## What is asked
Go through the entries and say how many lines contain the string "доукомплектации". The number is the whole answer.

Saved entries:

((

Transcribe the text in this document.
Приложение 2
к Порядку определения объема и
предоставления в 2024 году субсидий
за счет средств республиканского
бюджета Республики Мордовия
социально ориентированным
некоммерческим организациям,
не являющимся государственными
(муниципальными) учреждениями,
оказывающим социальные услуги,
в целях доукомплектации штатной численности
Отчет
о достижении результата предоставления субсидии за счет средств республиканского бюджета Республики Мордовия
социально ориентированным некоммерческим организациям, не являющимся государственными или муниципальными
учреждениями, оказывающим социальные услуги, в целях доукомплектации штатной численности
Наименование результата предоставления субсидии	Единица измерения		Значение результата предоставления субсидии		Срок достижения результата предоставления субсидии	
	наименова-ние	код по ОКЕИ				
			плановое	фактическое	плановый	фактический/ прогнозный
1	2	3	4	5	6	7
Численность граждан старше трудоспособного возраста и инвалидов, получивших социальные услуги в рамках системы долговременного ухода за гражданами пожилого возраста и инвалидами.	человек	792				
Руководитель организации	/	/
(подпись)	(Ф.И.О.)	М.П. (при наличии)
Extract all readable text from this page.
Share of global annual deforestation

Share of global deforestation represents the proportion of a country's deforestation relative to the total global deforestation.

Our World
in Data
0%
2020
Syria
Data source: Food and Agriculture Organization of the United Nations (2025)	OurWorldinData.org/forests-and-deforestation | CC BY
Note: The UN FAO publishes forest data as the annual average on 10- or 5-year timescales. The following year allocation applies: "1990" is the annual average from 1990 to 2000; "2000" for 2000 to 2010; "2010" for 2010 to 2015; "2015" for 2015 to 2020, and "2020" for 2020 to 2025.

))

## Output of the exercise
2